- **Job**: Give the number of lines below that contain the word "annotations", and nothing else.

- **Given records**:
^^^^^^^^
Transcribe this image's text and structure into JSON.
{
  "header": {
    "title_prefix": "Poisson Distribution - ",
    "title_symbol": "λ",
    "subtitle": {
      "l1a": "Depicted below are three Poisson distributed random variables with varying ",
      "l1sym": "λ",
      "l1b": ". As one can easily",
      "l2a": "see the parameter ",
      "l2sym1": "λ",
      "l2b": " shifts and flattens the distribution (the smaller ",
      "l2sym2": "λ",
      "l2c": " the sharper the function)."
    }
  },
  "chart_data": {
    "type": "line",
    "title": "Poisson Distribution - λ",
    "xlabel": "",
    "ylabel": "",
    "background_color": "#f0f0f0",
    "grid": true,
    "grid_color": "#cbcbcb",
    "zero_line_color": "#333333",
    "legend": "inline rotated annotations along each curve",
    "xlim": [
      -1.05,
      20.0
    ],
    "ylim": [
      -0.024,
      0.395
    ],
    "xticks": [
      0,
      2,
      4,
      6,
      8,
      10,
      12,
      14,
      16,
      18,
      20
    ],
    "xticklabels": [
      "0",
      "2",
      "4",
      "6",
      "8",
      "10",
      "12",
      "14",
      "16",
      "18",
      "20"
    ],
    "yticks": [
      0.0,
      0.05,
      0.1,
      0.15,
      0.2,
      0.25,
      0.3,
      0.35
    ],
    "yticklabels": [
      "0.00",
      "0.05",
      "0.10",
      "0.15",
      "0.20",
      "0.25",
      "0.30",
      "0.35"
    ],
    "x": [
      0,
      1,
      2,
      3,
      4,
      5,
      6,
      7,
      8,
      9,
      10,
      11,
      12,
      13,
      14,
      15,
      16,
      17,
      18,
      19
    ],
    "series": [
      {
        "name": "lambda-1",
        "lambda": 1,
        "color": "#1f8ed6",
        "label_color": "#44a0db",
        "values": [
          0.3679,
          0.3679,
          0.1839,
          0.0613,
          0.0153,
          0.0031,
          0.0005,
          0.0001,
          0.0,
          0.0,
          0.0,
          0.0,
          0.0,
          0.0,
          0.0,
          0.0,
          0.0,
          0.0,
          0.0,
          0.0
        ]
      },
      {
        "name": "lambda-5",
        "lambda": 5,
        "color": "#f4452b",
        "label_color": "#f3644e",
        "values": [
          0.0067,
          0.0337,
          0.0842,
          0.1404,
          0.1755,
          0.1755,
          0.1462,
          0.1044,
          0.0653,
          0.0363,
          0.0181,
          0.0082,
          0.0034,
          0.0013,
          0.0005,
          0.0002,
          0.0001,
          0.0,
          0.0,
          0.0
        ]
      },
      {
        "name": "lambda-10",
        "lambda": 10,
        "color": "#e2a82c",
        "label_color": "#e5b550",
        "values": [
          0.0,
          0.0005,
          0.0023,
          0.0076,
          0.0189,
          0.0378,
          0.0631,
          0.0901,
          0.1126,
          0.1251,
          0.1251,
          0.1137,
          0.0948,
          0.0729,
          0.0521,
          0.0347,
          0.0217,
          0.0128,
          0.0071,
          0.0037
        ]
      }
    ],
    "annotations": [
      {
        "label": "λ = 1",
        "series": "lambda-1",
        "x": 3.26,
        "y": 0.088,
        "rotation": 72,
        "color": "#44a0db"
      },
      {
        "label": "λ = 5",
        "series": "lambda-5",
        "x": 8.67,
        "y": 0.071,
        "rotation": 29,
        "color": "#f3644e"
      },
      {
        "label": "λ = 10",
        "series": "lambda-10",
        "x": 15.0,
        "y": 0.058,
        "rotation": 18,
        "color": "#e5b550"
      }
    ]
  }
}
^^^^^^^^
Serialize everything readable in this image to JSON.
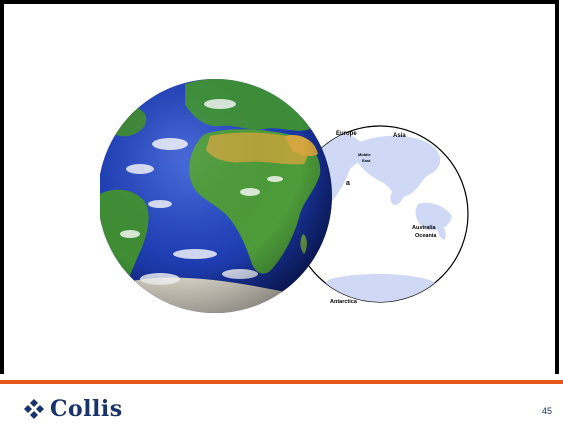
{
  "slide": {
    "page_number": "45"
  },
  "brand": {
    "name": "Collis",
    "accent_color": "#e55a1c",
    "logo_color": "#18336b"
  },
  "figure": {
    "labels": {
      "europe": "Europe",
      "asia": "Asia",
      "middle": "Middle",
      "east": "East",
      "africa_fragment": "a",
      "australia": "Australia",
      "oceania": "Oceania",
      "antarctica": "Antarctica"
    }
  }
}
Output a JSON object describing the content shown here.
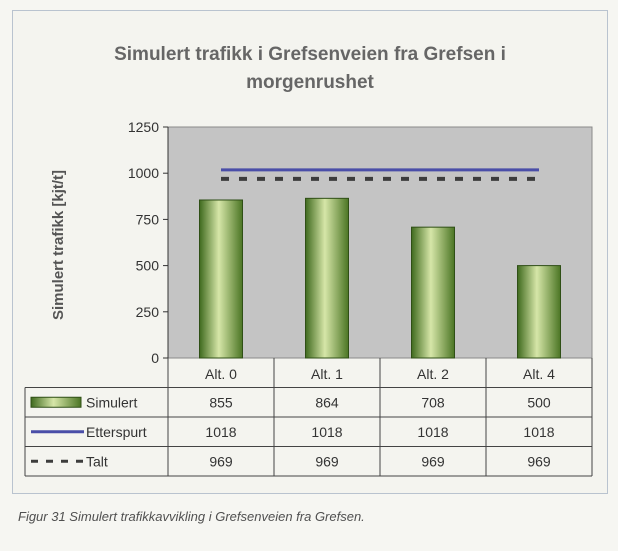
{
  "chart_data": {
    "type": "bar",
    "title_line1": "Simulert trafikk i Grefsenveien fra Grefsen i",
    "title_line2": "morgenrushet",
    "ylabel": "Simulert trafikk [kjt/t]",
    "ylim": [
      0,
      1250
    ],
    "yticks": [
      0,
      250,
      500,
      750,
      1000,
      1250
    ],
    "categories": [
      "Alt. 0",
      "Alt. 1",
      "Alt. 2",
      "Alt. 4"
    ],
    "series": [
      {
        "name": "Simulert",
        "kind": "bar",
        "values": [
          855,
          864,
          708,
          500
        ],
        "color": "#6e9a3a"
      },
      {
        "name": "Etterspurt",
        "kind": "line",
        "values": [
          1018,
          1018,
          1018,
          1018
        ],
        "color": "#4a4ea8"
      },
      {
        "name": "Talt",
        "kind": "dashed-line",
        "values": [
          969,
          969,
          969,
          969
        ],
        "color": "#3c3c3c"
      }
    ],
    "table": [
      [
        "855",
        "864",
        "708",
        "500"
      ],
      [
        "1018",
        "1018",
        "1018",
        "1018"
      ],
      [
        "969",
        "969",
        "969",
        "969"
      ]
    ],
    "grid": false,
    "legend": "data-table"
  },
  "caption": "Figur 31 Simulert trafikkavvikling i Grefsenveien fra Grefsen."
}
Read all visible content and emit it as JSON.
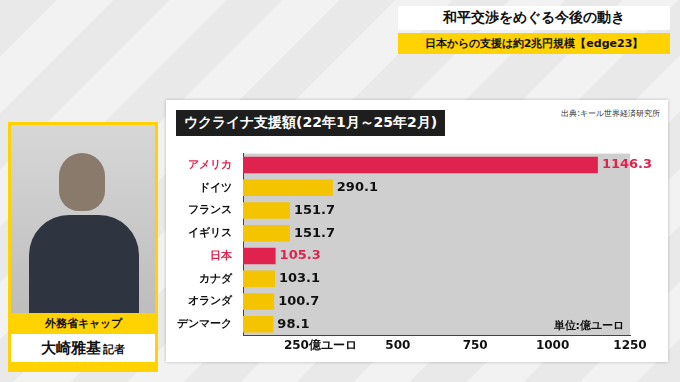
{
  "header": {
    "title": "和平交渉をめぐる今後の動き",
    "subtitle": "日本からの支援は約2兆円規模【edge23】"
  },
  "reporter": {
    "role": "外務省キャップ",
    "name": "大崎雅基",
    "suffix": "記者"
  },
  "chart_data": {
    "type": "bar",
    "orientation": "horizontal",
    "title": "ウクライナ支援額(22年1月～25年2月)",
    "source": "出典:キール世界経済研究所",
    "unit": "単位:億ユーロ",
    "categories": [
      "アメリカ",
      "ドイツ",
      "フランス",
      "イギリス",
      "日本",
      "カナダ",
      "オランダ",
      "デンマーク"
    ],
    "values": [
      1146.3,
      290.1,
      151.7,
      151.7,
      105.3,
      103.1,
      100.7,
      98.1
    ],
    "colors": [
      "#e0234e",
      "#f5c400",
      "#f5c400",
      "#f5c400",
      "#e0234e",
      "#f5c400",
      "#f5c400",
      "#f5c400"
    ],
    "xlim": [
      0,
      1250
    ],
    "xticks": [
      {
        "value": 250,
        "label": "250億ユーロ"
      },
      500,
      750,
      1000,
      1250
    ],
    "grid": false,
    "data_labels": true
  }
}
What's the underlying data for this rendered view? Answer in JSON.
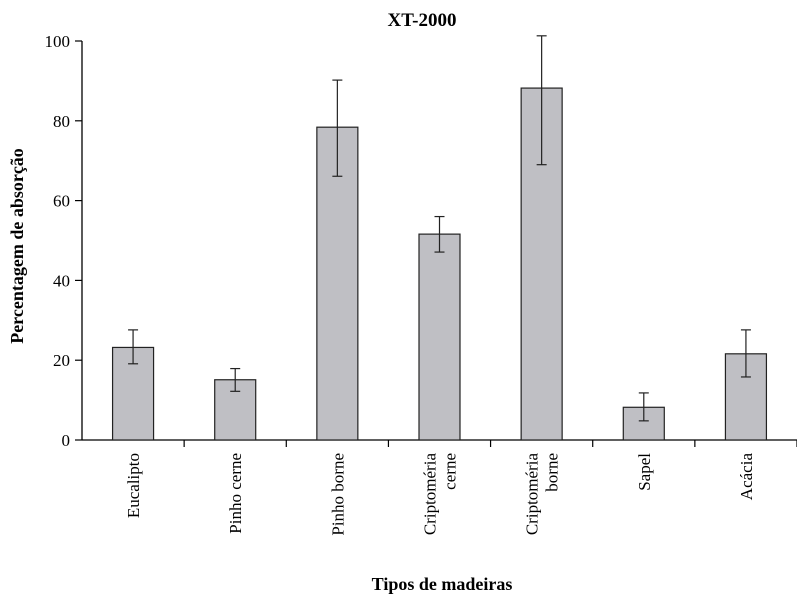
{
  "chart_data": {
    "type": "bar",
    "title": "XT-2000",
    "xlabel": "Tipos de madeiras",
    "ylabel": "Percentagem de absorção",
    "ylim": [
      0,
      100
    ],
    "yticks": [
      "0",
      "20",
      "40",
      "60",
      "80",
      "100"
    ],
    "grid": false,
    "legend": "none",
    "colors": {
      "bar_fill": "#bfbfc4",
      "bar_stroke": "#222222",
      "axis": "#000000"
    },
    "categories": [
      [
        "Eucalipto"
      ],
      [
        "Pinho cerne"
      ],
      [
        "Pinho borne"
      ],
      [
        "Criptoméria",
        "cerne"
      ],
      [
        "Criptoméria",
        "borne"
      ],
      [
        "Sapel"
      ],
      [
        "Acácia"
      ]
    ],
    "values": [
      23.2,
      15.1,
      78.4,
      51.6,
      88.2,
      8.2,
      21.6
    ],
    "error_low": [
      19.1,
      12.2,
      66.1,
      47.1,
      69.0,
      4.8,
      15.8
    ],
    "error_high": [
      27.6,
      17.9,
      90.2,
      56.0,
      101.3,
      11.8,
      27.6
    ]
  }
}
^^^^^^^^
- **Written answer**: 2